** Records for the task **
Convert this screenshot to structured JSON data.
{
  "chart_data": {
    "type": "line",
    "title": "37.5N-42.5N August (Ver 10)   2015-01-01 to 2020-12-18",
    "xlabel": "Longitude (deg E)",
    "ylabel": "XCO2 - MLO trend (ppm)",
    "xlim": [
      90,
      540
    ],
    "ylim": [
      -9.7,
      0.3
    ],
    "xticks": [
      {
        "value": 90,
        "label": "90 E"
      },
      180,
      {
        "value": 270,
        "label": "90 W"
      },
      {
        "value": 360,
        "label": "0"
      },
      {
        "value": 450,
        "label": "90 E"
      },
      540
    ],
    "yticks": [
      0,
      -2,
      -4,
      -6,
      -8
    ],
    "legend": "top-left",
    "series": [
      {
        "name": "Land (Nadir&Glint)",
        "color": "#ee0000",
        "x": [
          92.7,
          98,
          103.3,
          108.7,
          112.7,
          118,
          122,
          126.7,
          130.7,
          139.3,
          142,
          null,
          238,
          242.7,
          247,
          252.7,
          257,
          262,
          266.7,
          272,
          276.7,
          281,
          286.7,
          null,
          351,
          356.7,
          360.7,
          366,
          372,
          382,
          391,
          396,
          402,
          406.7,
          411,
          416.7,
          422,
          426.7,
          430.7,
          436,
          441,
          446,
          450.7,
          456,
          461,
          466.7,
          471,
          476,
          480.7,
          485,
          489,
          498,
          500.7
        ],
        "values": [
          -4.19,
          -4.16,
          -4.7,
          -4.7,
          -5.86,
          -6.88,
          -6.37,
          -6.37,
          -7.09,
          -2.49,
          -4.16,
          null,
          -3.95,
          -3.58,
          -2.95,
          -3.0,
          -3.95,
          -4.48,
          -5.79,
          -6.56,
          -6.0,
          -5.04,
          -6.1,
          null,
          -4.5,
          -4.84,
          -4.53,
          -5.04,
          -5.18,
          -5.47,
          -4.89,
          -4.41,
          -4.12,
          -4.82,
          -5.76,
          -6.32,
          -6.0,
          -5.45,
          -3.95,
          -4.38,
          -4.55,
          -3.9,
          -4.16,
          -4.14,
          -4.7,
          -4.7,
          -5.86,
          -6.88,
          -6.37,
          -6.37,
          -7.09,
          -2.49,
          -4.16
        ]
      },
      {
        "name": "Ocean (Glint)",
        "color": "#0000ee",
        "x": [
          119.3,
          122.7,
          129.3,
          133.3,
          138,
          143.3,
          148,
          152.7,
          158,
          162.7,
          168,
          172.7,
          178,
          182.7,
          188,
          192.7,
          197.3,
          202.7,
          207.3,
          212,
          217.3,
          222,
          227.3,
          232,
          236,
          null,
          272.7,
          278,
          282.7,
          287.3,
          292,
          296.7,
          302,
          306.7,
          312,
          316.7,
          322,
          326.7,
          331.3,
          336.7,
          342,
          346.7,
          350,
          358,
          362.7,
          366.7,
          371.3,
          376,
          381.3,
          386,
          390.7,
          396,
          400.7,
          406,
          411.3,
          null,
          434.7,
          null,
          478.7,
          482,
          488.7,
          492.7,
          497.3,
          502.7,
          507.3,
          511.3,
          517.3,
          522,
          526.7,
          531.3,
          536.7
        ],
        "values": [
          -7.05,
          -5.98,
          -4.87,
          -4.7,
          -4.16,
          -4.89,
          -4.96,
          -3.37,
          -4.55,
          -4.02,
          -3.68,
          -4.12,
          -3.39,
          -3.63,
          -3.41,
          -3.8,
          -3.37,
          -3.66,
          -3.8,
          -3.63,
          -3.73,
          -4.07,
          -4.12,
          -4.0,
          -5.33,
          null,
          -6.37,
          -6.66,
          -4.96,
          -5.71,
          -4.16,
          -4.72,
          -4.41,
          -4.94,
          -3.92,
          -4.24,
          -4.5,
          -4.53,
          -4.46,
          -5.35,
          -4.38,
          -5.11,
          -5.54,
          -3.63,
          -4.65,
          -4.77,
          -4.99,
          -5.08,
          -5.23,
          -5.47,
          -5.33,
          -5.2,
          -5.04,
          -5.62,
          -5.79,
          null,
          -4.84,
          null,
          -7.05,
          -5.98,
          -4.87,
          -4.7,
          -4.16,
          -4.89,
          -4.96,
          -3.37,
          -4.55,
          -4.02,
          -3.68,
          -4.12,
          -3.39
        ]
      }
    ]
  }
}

** What is required **
Exactly reproduce every line of the records.

** Full solution **
Convert this screenshot to structured JSON data.
{
  "chart_data": {
    "type": "line",
    "title": "37.5N-42.5N August (Ver 10)   2015-01-01 to 2020-12-18",
    "xlabel": "Longitude (deg E)",
    "ylabel": "XCO2 - MLO trend (ppm)",
    "xlim": [
      90,
      540
    ],
    "ylim": [
      -9.7,
      0.3
    ],
    "xticks": [
      {
        "value": 90,
        "label": "90 E"
      },
      180,
      {
        "value": 270,
        "label": "90 W"
      },
      {
        "value": 360,
        "label": "0"
      },
      {
        "value": 450,
        "label": "90 E"
      },
      540
    ],
    "yticks": [
      0,
      -2,
      -4,
      -6,
      -8
    ],
    "legend": "top-left",
    "series": [
      {
        "name": "Land (Nadir&Glint)",
        "color": "#ee0000",
        "x": [
          92.7,
          98,
          103.3,
          108.7,
          112.7,
          118,
          122,
          126.7,
          130.7,
          139.3,
          142,
          null,
          238,
          242.7,
          247,
          252.7,
          257,
          262,
          266.7,
          272,
          276.7,
          281,
          286.7,
          null,
          351,
          356.7,
          360.7,
          366,
          372,
          382,
          391,
          396,
          402,
          406.7,
          411,
          416.7,
          422,
          426.7,
          430.7,
          436,
          441,
          446,
          450.7,
          456,
          461,
          466.7,
          471,
          476,
          480.7,
          485,
          489,
          498,
          500.7
        ],
        "values": [
          -4.19,
          -4.16,
          -4.7,
          -4.7,
          -5.86,
          -6.88,
          -6.37,
          -6.37,
          -7.09,
          -2.49,
          -4.16,
          null,
          -3.95,
          -3.58,
          -2.95,
          -3.0,
          -3.95,
          -4.48,
          -5.79,
          -6.56,
          -6.0,
          -5.04,
          -6.1,
          null,
          -4.5,
          -4.84,
          -4.53,
          -5.04,
          -5.18,
          -5.47,
          -4.89,
          -4.41,
          -4.12,
          -4.82,
          -5.76,
          -6.32,
          -6.0,
          -5.45,
          -3.95,
          -4.38,
          -4.55,
          -3.9,
          -4.16,
          -4.14,
          -4.7,
          -4.7,
          -5.86,
          -6.88,
          -6.37,
          -6.37,
          -7.09,
          -2.49,
          -4.16
        ]
      },
      {
        "name": "Ocean (Glint)",
        "color": "#0000ee",
        "x": [
          119.3,
          122.7,
          129.3,
          133.3,
          138,
          143.3,
          148,
          152.7,
          158,
          162.7,
          168,
          172.7,
          178,
          182.7,
          188,
          192.7,
          197.3,
          202.7,
          207.3,
          212,
          217.3,
          222,
          227.3,
          232,
          236,
          null,
          272.7,
          278,
          282.7,
          287.3,
          292,
          296.7,
          302,
          306.7,
          312,
          316.7,
          322,
          326.7,
          331.3,
          336.7,
          342,
          346.7,
          350,
          358,
          362.7,
          366.7,
          371.3,
          376,
          381.3,
          386,
          390.7,
          396,
          400.7,
          406,
          411.3,
          null,
          434.7,
          null,
          478.7,
          482,
          488.7,
          492.7,
          497.3,
          502.7,
          507.3,
          511.3,
          517.3,
          522,
          526.7,
          531.3,
          536.7
        ],
        "values": [
          -7.05,
          -5.98,
          -4.87,
          -4.7,
          -4.16,
          -4.89,
          -4.96,
          -3.37,
          -4.55,
          -4.02,
          -3.68,
          -4.12,
          -3.39,
          -3.63,
          -3.41,
          -3.8,
          -3.37,
          -3.66,
          -3.8,
          -3.63,
          -3.73,
          -4.07,
          -4.12,
          -4.0,
          -5.33,
          null,
          -6.37,
          -6.66,
          -4.96,
          -5.71,
          -4.16,
          -4.72,
          -4.41,
          -4.94,
          -3.92,
          -4.24,
          -4.5,
          -4.53,
          -4.46,
          -5.35,
          -4.38,
          -5.11,
          -5.54,
          -3.63,
          -4.65,
          -4.77,
          -4.99,
          -5.08,
          -5.23,
          -5.47,
          -5.33,
          -5.2,
          -5.04,
          -5.62,
          -5.79,
          null,
          -4.84,
          null,
          -7.05,
          -5.98,
          -4.87,
          -4.7,
          -4.16,
          -4.89,
          -4.96,
          -3.37,
          -4.55,
          -4.02,
          -3.68,
          -4.12,
          -3.39
        ]
      }
    ]
  }
}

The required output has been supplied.